──────── Data shown ────────
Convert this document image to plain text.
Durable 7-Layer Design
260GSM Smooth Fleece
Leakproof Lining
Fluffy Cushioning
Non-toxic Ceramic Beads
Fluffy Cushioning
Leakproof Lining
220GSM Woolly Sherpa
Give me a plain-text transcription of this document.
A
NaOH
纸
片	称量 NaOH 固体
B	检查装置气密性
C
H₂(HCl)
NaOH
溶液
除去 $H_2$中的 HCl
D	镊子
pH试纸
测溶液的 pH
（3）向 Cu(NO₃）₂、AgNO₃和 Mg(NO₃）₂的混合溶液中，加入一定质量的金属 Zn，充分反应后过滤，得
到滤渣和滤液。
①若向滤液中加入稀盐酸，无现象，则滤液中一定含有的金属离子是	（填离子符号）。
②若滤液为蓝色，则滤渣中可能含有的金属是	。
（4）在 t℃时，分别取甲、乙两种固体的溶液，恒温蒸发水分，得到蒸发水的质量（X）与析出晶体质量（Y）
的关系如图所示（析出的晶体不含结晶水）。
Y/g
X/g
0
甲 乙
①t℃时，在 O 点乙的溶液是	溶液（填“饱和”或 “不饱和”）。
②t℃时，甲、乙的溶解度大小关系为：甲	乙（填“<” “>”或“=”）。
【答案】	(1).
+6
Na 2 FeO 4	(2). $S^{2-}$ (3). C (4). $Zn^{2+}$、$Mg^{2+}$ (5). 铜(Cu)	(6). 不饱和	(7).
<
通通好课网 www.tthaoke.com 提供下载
────────
Direction
Look above for the line containing "Give me a plain-text"; copy from it through the last line, exactly, and nothing more.

Solution
Give me a plain-text transcription of this document.
A
NaOH
纸
片	称量 NaOH 固体
B	检查装置气密性
C
H₂(HCl)
NaOH
溶液
除去 $H_2$中的 HCl
D	镊子
pH试纸
测溶液的 pH
（3）向 Cu(NO₃）₂、AgNO₃和 Mg(NO₃）₂的混合溶液中，加入一定质量的金属 Zn，充分反应后过滤，得
到滤渣和滤液。
①若向滤液中加入稀盐酸，无现象，则滤液中一定含有的金属离子是	（填离子符号）。
②若滤液为蓝色，则滤渣中可能含有的金属是	。
（4）在 t℃时，分别取甲、乙两种固体的溶液，恒温蒸发水分，得到蒸发水的质量（X）与析出晶体质量（Y）
的关系如图所示（析出的晶体不含结晶水）。
Y/g
X/g
0
甲 乙
①t℃时，在 O 点乙的溶液是	溶液（填“饱和”或 “不饱和”）。
②t℃时，甲、乙的溶解度大小关系为：甲	乙（填“<” “>”或“=”）。
【答案】	(1).
+6
Na 2 FeO 4	(2). $S^{2-}$ (3). C (4). $Zn^{2+}$、$Mg^{2+}$ (5). 铜(Cu)	(6). 不饱和	(7).
<
通通好课网 www.tthaoke.com 提供下载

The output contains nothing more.